Objective:
Each entry below must be repeated word for word.

Dataset records:
* START *

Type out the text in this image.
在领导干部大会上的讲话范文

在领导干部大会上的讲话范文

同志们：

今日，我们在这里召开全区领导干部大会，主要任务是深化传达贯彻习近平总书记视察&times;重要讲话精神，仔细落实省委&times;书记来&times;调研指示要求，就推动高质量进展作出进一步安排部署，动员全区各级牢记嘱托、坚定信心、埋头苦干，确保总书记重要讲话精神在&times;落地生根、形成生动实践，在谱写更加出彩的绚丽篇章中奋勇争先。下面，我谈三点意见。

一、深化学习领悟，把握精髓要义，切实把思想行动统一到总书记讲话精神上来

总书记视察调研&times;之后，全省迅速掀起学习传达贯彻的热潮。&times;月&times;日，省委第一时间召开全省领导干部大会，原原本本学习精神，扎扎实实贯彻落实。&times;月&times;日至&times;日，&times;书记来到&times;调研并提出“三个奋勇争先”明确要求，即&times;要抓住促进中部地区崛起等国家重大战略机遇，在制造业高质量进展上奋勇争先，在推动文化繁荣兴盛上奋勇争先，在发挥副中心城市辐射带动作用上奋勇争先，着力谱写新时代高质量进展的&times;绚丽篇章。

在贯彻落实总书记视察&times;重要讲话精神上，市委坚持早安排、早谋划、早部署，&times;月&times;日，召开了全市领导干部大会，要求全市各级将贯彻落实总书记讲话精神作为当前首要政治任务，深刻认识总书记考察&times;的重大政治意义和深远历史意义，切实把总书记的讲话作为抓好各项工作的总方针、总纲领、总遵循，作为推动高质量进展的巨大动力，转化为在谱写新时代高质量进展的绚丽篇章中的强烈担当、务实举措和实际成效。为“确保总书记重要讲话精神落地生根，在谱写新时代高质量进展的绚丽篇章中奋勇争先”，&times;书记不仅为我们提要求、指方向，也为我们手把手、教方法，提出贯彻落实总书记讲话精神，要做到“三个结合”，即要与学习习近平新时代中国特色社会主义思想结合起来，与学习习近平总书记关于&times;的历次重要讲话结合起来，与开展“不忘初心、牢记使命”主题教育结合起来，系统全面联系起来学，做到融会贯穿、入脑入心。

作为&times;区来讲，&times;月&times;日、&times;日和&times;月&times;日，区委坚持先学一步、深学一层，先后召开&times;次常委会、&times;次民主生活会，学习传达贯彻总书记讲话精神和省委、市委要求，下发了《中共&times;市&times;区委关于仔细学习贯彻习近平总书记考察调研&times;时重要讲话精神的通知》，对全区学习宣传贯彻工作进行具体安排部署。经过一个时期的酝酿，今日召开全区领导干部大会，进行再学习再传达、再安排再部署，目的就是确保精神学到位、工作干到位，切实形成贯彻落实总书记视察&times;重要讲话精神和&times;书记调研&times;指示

* END *

Output for this task:
Type out the text in this image.
在领导干部大会上的讲话范文

在领导干部大会上的讲话范文

同志们：

今日，我们在这里召开全区领导干部大会，主要任务是深化传达贯彻习近平总书记视察&times;重要讲话精神，仔细落实省委&times;书记来&times;调研指示要求，就推动高质量进展作出进一步安排部署，动员全区各级牢记嘱托、坚定信心、埋头苦干，确保总书记重要讲话精神在&times;落地生根、形成生动实践，在谱写更加出彩的绚丽篇章中奋勇争先。下面，我谈三点意见。

一、深化学习领悟，把握精髓要义，切实把思想行动统一到总书记讲话精神上来

总书记视察调研&times;之后，全省迅速掀起学习传达贯彻的热潮。&times;月&times;日，省委第一时间召开全省领导干部大会，原原本本学习精神，扎扎实实贯彻落实。&times;月&times;日至&times;日，&times;书记来到&times;调研并提出“三个奋勇争先”明确要求，即&times;要抓住促进中部地区崛起等国家重大战略机遇，在制造业高质量进展上奋勇争先，在推动文化繁荣兴盛上奋勇争先，在发挥副中心城市辐射带动作用上奋勇争先，着力谱写新时代高质量进展的&times;绚丽篇章。

在贯彻落实总书记视察&times;重要讲话精神上，市委坚持早安排、早谋划、早部署，&times;月&times;日，召开了全市领导干部大会，要求全市各级将贯彻落实总书记讲话精神作为当前首要政治任务，深刻认识总书记考察&times;的重大政治意义和深远历史意义，切实把总书记的讲话作为抓好各项工作的总方针、总纲领、总遵循，作为推动高质量进展的巨大动力，转化为在谱写新时代高质量进展的绚丽篇章中的强烈担当、务实举措和实际成效。为“确保总书记重要讲话精神落地生根，在谱写新时代高质量进展的绚丽篇章中奋勇争先”，&times;书记不仅为我们提要求、指方向，也为我们手把手、教方法，提出贯彻落实总书记讲话精神，要做到“三个结合”，即要与学习习近平新时代中国特色社会主义思想结合起来，与学习习近平总书记关于&times;的历次重要讲话结合起来，与开展“不忘初心、牢记使命”主题教育结合起来，系统全面联系起来学，做到融会贯穿、入脑入心。

作为&times;区来讲，&times;月&times;日、&times;日和&times;月&times;日，区委坚持先学一步、深学一层，先后召开&times;次常委会、&times;次民主生活会，学习传达贯彻总书记讲话精神和省委、市委要求，下发了《中共&times;市&times;区委关于仔细学习贯彻习近平总书记考察调研&times;时重要讲话精神的通知》，对全区学习宣传贯彻工作进行具体安排部署。经过一个时期的酝酿，今日召开全区领导干部大会，进行再学习再传达、再安排再部署，目的就是确保精神学到位、工作干到位，切实形成贯彻落实总书记视察&times;重要讲话精神和&times;书记调研&times;指示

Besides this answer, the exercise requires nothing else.